→ **Entries provided**
· · · · · · ·
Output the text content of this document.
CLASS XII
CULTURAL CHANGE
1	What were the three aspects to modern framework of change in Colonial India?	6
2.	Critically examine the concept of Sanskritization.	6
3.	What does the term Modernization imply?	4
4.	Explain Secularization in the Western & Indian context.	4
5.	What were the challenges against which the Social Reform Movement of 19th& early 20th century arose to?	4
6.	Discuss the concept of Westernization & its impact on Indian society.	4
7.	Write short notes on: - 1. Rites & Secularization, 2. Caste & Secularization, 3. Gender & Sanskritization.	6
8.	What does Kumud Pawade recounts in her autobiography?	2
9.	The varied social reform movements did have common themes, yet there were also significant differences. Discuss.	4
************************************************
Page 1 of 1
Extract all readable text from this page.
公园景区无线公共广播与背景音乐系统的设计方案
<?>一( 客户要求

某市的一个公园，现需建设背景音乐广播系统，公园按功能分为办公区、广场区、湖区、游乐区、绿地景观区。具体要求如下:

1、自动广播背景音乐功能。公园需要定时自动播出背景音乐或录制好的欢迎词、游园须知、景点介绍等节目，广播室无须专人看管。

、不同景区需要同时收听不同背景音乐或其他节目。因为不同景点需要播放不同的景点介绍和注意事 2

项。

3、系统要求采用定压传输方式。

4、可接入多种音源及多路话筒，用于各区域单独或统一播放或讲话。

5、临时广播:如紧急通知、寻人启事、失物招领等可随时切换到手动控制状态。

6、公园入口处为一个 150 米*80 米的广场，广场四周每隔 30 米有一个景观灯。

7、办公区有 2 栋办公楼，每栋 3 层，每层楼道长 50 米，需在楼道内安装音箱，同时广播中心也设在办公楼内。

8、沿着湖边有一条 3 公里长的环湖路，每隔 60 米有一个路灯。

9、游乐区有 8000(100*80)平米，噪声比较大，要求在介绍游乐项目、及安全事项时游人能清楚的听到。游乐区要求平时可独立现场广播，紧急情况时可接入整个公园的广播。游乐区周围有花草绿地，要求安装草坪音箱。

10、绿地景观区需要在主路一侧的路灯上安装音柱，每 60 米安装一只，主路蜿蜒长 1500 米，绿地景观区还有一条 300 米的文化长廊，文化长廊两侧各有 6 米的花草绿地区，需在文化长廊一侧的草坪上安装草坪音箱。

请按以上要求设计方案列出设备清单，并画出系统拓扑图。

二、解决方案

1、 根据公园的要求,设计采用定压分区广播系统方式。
· · · · · · ·
→ **Problem description**
Repeat all the entries exactly as given.

→ **The answer**
Output the text content of this document.
CLASS XII
CULTURAL CHANGE
1	What were the three aspects to modern framework of change in Colonial India?	6
2.	Critically examine the concept of Sanskritization.	6
3.	What does the term Modernization imply?	4
4.	Explain Secularization in the Western & Indian context.	4
5.	What were the challenges against which the Social Reform Movement of 19th& early 20th century arose to?	4
6.	Discuss the concept of Westernization & its impact on Indian society.	4
7.	Write short notes on: - 1. Rites & Secularization, 2. Caste & Secularization, 3. Gender & Sanskritization.	6
8.	What does Kumud Pawade recounts in her autobiography?	2
9.	The varied social reform movements did have common themes, yet there were also significant differences. Discuss.	4
************************************************
Page 1 of 1
Extract all readable text from this page.
公园景区无线公共广播与背景音乐系统的设计方案
<?>一( 客户要求

某市的一个公园，现需建设背景音乐广播系统，公园按功能分为办公区、广场区、湖区、游乐区、绿地景观区。具体要求如下:

1、自动广播背景音乐功能。公园需要定时自动播出背景音乐或录制好的欢迎词、游园须知、景点介绍等节目，广播室无须专人看管。

、不同景区需要同时收听不同背景音乐或其他节目。因为不同景点需要播放不同的景点介绍和注意事 2

项。

3、系统要求采用定压传输方式。

4、可接入多种音源及多路话筒，用于各区域单独或统一播放或讲话。

5、临时广播:如紧急通知、寻人启事、失物招领等可随时切换到手动控制状态。

6、公园入口处为一个 150 米*80 米的广场，广场四周每隔 30 米有一个景观灯。

7、办公区有 2 栋办公楼，每栋 3 层，每层楼道长 50 米，需在楼道内安装音箱，同时广播中心也设在办公楼内。

8、沿着湖边有一条 3 公里长的环湖路，每隔 60 米有一个路灯。

9、游乐区有 8000(100*80)平米，噪声比较大，要求在介绍游乐项目、及安全事项时游人能清楚的听到。游乐区要求平时可独立现场广播，紧急情况时可接入整个公园的广播。游乐区周围有花草绿地，要求安装草坪音箱。

10、绿地景观区需要在主路一侧的路灯上安装音柱，每 60 米安装一只，主路蜿蜒长 1500 米，绿地景观区还有一条 300 米的文化长廊，文化长廊两侧各有 6 米的花草绿地区，需在文化长廊一侧的草坪上安装草坪音箱。

请按以上要求设计方案列出设备清单，并画出系统拓扑图。

二、解决方案

1、 根据公园的要求,设计采用定压分区广播系统方式。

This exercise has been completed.